▶ LISTE DES TÂCHES
(a) Recopiez à l'identique le passage de l'entretien sur le studio 11 bit qui va de « Fiche de perso » jusqu'à « War of Mine. ».
(b) D'après l'entretien sur le studio 11 bit, qui a eu l'idée de This War of Mine ?

▶ EXTRAIT CHOISI
□ □ □ □ □ □ □
Fiche de perso est une rubrique dans laquelle nous tirons le portrait d’acteurs du jeu vidéo, réels ou fictifs, qui pèsent ou ont pesé sur l’industrie. Aujourd’hui, nous vous faisons découvrir l’envers du décor du studio 11 bit, créateur d’un chef-d’œuvre du jeu indé : This War of Mine.
- Ok, tout d’abord les gars, pourriez-vous nous expliquer l’origine de votre studio ?
11 bit a été fondé en 2009 par les principaux membres de Metropolis Software, une société qui a été l’une des toutes premières équipes de développement professionnelles en Pologne au début des années 90. Les créateurs ont ensuite rejoint le groupe CD Projekt en 2007 et sont partis deux ans plus tard pour créer la nouvelle société : 11 bit. Un nom qui n’est d’ailleurs pas une coïncidence. Le 11 est à l’opposé de ce qu’est normalement un bit (pair), comme le 8 bits, le 16 bits, et ainsi de suite. Ce lien inhabituel signifie que nous avons une approche inhabituelle de la création de jeux.
Nous recherchons toujours quelque chose de nouveau, que ce soit dans sa forme, dans son gameplay, et surtout, dans la perception des jeux comme une forme mature de narration capable de couvrir n’importe quel type de sujet. Nous croyons fermement à un divertissement significatif et notre mission est de proposer des jeux qui incitent à la réflexion, qui peuvent susciter la discussion et qui restent dans l’esprit du joueur longtemps après avoir vu le générique de fin.
- Comment est née l’idée de This War of Mine ?
11B : La bonne idée est venue de notre PDG Grzegorz Miechowski. Il lisait des articles sur la guerre en Bosnie des années 90, sur la façon dont les gens vivent la guerre et sur la douleur qu’ils ressentent dans leur vie, pas seulement physique, mais surtout émotionnelle, et il avait pensé à transférer ce genre d’émotions, d’histoires et de ressenti général dans un jeu. Après cela, nous avons su que nous voulions faire un jeu sur les civils pendant la guerre. Pas un jeu de survie ou un RPG. Nous ne voulions pas être contraints par les cadres des genres.
□ □ □ □ □ □ □
▶ LISTING EXTRAIT
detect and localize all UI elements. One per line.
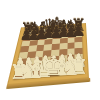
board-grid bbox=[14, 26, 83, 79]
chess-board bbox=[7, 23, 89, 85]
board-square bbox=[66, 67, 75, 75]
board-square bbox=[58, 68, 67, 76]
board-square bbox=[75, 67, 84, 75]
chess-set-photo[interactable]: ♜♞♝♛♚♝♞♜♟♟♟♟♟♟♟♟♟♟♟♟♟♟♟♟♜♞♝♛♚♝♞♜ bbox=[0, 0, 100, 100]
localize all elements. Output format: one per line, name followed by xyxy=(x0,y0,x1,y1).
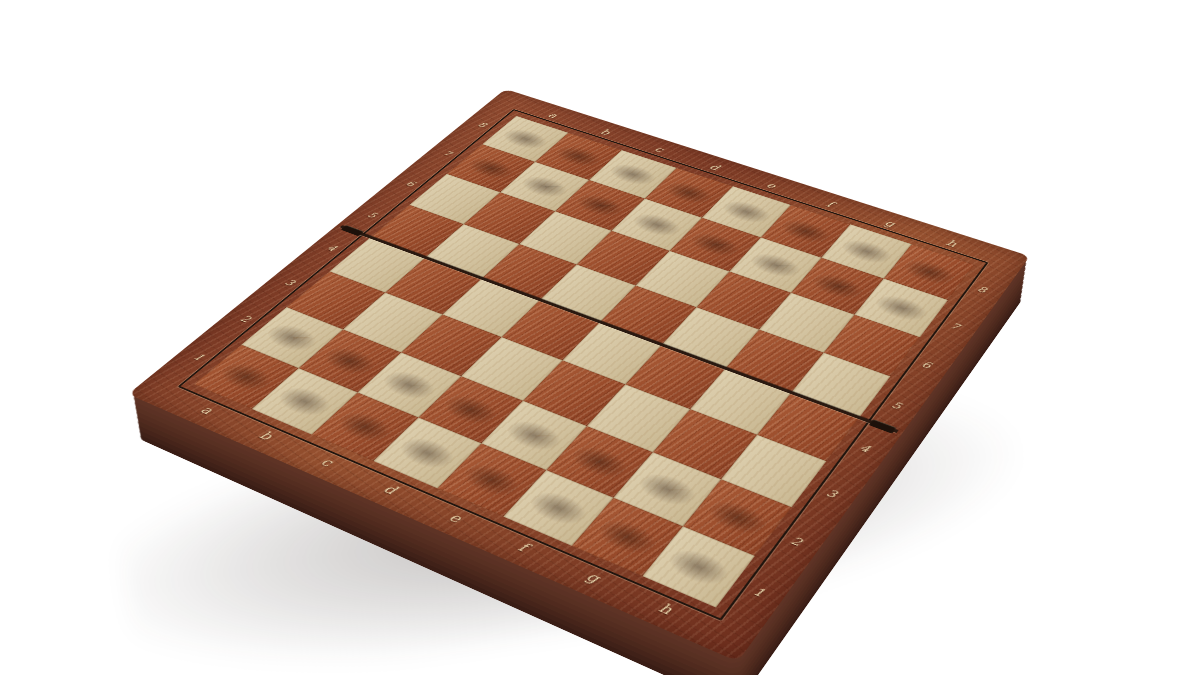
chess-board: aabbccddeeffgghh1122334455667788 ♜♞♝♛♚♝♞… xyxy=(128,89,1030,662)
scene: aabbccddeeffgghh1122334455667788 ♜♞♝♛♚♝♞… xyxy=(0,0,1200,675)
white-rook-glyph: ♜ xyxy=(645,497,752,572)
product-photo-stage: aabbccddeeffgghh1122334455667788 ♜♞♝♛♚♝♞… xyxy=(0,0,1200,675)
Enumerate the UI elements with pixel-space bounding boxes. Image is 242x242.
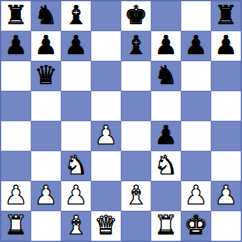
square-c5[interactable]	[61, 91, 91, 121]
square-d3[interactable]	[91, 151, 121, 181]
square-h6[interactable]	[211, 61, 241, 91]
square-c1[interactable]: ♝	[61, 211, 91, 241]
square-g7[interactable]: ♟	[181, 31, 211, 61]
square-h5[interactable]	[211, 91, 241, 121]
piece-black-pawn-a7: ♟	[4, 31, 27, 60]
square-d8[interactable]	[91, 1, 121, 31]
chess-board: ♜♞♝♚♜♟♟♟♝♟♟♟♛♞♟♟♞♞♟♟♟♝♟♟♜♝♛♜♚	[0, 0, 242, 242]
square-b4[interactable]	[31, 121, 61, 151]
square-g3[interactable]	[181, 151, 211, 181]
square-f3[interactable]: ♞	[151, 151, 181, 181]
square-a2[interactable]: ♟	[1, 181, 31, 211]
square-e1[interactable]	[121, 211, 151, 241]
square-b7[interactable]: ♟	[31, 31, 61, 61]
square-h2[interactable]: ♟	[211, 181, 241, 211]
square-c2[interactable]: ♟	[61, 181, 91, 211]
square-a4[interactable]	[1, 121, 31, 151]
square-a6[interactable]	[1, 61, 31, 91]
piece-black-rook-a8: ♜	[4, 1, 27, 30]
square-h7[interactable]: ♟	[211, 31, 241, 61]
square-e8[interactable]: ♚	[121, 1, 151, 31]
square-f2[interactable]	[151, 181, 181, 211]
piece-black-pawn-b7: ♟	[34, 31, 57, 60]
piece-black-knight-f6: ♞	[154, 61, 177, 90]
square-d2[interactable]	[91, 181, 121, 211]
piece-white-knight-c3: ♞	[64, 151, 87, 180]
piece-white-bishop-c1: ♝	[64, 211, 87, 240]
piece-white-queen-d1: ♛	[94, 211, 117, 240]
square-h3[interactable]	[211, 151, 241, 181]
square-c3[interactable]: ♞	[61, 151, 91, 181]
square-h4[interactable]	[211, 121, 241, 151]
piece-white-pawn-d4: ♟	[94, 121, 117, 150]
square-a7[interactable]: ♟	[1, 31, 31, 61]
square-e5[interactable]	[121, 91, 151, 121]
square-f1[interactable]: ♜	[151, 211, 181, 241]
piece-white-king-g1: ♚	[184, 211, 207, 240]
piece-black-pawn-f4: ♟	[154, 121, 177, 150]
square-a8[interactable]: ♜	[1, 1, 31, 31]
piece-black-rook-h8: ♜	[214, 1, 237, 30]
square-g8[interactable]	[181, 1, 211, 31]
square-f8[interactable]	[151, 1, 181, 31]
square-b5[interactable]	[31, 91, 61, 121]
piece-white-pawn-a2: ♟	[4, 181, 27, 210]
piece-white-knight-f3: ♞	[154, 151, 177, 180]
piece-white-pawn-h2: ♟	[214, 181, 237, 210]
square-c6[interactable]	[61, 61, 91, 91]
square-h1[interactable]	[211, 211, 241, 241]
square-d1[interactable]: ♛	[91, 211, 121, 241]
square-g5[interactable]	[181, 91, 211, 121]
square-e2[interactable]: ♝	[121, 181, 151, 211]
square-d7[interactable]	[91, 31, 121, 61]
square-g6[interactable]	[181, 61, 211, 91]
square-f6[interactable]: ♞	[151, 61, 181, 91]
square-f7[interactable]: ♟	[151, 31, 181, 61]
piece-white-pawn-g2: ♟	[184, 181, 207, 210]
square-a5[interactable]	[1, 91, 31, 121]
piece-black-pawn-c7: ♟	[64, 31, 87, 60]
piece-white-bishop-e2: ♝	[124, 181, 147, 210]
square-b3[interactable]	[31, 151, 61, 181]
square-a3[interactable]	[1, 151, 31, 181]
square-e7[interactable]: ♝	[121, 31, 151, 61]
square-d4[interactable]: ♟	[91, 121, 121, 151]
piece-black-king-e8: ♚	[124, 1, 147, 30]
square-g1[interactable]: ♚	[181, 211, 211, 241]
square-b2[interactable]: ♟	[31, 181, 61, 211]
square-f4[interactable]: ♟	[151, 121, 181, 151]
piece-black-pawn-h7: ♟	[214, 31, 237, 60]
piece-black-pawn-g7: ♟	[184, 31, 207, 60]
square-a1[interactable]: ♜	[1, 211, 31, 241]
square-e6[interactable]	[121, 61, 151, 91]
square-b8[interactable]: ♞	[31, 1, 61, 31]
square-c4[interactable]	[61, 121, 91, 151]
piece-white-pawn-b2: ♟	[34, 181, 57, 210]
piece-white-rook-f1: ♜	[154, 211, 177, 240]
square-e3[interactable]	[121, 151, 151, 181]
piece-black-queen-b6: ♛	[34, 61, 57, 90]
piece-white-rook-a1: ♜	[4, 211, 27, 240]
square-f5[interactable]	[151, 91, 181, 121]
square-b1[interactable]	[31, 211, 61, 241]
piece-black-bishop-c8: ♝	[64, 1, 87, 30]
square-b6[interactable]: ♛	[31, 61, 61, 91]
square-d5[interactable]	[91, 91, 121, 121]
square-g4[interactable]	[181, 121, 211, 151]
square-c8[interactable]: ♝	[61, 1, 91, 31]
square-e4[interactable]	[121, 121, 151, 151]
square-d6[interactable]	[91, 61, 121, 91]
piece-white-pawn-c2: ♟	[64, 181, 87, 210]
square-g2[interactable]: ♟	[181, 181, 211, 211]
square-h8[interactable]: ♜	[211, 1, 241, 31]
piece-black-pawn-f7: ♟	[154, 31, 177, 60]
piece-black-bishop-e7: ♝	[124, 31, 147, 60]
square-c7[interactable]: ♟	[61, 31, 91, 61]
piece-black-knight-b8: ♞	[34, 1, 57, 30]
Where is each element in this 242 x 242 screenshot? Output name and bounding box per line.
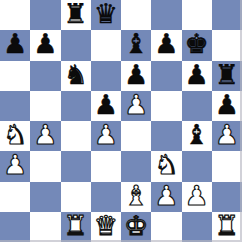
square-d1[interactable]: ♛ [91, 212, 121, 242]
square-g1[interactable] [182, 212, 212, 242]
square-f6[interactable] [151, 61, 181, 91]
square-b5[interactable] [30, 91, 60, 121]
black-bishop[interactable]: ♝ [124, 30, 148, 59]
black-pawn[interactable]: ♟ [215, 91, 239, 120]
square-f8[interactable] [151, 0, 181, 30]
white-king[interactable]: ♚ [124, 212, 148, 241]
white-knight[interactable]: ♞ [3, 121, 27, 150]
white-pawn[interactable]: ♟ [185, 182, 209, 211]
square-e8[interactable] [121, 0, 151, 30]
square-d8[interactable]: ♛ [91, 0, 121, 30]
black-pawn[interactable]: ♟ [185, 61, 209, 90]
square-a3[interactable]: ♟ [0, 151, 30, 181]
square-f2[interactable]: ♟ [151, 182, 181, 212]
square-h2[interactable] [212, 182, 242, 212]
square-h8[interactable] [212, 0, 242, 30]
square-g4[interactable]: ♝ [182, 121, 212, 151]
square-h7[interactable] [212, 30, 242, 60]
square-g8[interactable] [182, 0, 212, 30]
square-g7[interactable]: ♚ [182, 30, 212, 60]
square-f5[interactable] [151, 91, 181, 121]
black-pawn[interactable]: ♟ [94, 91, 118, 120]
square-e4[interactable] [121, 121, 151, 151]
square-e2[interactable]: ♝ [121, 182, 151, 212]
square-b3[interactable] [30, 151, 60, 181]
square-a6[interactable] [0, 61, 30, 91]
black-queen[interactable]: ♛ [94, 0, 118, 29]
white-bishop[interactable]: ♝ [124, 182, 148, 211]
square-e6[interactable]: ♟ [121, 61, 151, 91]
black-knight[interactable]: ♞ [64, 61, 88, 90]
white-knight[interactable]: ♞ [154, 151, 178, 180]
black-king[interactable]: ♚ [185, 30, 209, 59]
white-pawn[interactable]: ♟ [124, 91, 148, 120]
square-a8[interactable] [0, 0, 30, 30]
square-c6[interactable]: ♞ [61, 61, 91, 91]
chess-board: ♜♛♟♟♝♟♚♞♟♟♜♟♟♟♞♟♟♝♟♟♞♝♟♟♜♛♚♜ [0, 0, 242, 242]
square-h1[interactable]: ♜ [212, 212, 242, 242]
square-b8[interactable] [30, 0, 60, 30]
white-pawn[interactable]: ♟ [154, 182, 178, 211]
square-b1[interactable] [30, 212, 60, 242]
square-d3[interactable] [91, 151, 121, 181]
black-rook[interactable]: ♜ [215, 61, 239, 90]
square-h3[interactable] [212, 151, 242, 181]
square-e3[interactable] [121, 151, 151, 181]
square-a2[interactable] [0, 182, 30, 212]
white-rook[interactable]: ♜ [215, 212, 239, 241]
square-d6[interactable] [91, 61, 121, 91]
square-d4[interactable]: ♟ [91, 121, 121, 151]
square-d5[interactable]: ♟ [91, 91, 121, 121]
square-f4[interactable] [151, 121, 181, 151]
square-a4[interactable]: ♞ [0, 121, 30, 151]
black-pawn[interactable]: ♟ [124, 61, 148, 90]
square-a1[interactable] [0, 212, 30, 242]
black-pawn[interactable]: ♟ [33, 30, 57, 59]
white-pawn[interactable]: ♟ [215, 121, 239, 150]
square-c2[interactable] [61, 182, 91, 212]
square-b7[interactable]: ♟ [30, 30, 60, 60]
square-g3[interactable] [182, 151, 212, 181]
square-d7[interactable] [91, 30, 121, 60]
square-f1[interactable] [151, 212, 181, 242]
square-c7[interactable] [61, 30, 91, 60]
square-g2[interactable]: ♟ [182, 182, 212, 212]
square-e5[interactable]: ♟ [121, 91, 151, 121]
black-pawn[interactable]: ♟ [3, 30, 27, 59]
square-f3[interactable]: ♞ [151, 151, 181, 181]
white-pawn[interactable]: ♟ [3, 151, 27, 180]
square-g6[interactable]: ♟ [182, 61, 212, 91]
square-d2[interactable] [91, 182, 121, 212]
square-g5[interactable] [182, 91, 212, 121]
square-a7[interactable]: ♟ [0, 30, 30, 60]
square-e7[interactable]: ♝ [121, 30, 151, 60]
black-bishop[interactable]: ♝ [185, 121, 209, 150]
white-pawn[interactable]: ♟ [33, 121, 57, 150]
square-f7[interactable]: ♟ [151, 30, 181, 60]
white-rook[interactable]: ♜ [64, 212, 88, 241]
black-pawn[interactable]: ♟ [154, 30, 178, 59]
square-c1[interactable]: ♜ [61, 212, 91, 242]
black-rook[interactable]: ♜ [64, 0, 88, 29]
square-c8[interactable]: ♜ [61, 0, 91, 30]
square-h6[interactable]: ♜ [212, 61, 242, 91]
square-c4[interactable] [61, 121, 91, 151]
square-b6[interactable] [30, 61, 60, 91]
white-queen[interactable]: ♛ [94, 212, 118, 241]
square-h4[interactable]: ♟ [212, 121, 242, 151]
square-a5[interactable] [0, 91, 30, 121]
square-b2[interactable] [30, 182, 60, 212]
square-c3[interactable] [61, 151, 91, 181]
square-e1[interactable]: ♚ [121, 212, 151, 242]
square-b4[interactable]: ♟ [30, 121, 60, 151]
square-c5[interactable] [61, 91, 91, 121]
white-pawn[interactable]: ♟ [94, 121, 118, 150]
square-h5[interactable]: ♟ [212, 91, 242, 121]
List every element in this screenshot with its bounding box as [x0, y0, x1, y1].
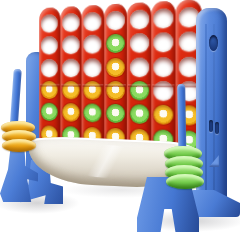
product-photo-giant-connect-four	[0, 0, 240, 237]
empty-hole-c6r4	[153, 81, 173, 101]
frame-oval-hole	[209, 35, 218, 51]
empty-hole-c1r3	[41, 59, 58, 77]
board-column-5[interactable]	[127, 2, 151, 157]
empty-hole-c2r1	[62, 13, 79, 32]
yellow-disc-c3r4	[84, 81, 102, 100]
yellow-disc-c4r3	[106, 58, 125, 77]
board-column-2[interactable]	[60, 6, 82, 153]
□ □ □ □ □ □ □
▶ RÉPONSES FINALES
(a)
Fiche de perso est une rubrique dans laquelle nous tirons le portrait d’acteurs du jeu vidéo, réels ou fictifs, qui pèsent ou ont pesé sur l’industrie. Aujourd’hui, nous vous faisons découvrir l’envers du décor du studio 11 bit, créateur d’un chef-d’œuvre du jeu indé : This War of Mine.

(b) Grzegorz Miechowski, le PDG du studio.